Data supplied
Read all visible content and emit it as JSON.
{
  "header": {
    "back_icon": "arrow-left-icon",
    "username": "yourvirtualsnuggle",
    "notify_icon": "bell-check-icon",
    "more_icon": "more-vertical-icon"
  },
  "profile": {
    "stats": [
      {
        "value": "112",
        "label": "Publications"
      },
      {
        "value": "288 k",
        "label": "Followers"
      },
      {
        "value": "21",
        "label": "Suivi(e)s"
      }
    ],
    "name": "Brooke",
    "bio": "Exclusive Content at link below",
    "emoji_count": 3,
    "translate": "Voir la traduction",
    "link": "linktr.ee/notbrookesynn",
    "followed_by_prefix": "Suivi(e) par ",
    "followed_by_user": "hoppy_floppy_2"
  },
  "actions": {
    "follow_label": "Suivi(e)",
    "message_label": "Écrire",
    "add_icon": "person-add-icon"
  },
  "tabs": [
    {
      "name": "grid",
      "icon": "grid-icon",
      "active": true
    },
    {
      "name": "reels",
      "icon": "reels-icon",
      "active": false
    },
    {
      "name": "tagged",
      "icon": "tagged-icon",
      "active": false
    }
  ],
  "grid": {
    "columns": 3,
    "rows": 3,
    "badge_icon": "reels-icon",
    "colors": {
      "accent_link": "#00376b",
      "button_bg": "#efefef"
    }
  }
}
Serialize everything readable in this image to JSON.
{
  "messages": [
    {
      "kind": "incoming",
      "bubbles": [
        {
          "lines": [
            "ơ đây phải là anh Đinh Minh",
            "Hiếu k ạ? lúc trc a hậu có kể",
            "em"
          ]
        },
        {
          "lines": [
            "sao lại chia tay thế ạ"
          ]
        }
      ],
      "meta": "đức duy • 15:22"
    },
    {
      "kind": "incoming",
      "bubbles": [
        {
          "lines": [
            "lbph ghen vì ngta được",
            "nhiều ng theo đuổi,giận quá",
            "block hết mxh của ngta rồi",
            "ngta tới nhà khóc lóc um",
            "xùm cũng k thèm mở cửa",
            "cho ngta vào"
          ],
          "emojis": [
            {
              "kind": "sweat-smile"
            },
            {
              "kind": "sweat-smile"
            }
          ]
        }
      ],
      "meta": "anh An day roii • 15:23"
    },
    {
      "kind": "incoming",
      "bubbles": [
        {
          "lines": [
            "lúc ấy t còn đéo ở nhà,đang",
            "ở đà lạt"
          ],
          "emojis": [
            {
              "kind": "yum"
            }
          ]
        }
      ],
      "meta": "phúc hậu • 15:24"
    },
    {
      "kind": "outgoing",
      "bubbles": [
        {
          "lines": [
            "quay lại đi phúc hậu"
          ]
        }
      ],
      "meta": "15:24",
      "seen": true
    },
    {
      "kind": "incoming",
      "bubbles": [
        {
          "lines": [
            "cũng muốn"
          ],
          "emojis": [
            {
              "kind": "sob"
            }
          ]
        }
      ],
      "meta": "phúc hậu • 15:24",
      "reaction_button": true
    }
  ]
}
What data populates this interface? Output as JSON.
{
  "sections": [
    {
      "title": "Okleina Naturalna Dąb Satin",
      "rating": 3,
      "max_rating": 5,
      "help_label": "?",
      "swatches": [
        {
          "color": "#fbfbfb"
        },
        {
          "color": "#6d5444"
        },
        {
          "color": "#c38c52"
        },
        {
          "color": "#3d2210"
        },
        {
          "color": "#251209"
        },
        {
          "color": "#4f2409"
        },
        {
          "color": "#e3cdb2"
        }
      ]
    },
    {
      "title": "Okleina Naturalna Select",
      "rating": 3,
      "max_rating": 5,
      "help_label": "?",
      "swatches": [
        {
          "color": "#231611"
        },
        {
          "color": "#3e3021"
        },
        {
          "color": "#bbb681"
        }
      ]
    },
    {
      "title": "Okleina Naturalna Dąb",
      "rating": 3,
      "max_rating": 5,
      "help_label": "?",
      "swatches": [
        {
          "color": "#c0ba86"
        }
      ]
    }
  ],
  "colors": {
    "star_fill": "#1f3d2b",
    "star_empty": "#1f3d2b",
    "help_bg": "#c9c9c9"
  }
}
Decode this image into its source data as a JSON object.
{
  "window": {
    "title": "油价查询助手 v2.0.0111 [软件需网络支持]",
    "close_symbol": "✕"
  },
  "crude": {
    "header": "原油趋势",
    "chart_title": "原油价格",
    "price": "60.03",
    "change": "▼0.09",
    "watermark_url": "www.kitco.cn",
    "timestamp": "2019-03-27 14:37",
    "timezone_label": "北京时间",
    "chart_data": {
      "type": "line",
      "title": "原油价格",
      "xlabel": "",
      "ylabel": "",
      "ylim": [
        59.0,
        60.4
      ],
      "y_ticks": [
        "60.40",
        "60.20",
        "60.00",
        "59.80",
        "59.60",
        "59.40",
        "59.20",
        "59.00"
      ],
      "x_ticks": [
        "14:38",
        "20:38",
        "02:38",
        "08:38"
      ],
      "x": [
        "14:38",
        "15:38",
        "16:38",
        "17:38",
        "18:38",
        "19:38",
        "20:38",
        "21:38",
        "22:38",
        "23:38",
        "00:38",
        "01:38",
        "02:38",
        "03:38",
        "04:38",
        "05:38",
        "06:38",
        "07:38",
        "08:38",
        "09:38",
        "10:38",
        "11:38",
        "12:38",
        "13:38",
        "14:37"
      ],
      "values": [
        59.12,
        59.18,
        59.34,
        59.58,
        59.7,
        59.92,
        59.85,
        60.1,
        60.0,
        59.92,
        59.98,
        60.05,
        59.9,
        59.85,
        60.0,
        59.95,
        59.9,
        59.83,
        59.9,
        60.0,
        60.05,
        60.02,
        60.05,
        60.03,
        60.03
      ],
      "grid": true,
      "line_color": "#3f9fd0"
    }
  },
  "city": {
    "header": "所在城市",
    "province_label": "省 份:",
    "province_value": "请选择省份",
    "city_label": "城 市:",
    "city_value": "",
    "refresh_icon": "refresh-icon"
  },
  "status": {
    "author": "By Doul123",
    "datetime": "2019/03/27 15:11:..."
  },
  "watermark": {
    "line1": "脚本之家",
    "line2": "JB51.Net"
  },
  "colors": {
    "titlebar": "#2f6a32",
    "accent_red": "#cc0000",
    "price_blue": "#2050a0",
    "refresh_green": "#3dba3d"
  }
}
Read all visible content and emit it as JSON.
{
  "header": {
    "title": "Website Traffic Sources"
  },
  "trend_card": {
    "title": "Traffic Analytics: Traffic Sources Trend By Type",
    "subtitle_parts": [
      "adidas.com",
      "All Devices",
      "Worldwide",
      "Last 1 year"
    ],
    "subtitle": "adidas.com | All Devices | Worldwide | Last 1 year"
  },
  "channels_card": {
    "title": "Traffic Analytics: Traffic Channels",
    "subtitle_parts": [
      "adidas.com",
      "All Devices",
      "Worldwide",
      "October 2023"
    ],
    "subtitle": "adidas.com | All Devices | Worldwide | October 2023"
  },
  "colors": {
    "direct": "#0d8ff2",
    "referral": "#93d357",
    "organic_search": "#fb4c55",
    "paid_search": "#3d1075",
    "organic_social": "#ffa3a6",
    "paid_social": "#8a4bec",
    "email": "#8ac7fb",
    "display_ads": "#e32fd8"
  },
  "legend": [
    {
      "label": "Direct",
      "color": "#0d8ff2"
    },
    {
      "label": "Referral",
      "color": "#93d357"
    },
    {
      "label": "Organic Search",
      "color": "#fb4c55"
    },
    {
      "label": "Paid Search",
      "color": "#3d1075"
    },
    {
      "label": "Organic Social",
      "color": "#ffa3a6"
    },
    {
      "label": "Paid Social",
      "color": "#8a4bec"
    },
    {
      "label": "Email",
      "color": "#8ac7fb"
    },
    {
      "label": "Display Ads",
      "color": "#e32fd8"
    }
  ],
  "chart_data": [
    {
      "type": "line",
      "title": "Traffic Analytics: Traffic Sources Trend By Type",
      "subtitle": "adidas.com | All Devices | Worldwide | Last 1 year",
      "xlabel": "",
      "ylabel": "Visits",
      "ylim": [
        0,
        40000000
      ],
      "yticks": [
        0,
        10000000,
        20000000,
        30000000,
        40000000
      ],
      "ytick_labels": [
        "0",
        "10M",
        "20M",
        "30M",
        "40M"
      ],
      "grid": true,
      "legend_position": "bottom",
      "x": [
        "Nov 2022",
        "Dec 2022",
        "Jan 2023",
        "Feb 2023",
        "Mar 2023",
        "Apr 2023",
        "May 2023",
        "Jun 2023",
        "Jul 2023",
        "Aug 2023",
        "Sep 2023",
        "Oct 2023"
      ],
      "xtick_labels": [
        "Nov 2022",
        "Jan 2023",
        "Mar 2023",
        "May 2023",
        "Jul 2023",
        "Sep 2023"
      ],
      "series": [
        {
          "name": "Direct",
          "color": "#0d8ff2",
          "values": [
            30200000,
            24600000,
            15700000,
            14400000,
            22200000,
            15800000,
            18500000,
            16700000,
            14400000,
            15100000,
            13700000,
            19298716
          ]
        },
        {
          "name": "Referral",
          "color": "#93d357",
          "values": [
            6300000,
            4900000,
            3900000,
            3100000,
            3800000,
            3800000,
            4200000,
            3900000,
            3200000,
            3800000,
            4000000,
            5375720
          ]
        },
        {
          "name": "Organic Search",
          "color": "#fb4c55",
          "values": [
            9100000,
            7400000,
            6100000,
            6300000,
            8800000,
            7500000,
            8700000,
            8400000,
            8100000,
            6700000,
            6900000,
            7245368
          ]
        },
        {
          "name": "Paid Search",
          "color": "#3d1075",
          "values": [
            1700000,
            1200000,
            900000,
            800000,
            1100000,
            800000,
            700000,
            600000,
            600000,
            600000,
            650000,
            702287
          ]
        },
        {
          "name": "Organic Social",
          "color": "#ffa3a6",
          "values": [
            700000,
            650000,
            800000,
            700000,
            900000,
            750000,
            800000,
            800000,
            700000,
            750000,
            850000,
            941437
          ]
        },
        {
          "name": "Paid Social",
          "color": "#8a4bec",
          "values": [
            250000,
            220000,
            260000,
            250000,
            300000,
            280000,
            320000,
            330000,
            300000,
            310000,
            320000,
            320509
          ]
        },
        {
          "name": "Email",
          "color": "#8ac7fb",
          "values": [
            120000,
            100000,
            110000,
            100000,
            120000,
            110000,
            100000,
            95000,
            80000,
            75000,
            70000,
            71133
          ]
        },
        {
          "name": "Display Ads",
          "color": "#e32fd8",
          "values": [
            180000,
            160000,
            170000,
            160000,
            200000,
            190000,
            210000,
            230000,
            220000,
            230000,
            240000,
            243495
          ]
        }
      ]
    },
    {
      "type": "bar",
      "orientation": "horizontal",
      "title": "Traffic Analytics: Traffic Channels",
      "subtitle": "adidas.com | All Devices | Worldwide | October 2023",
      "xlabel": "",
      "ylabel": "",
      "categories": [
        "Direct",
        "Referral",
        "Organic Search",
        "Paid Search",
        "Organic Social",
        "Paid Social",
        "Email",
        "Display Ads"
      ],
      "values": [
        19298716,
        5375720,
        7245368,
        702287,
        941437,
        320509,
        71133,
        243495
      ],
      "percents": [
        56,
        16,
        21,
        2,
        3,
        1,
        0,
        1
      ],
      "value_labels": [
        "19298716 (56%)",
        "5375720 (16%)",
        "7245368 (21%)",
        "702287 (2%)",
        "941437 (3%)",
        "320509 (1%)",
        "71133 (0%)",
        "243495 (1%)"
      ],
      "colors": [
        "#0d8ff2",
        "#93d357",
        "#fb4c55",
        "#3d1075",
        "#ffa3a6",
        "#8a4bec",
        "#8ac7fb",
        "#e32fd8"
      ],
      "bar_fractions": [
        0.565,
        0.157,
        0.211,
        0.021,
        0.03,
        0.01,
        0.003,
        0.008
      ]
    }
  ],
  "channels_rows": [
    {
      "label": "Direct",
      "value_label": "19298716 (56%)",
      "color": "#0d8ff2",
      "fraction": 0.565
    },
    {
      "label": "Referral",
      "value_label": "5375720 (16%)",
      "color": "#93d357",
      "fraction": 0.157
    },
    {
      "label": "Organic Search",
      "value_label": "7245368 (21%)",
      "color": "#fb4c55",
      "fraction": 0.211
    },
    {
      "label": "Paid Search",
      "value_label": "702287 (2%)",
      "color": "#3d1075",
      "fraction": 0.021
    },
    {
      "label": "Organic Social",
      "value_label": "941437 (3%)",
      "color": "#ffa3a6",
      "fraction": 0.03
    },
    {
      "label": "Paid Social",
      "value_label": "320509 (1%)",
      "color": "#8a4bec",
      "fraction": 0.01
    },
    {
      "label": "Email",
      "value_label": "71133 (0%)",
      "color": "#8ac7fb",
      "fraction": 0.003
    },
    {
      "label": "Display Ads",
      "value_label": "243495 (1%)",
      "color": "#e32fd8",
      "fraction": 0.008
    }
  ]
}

Short task
Find the word "Analytics" in the entries above and gather every line that holds it.

Written response
    "title": "Traffic Analytics: Traffic Sources Trend By Type",
    "title": "Traffic Analytics: Traffic Channels",
      "title": "Traffic Analytics: Traffic Sources Trend By Type",
      "title": "Traffic Analytics: Traffic Channels",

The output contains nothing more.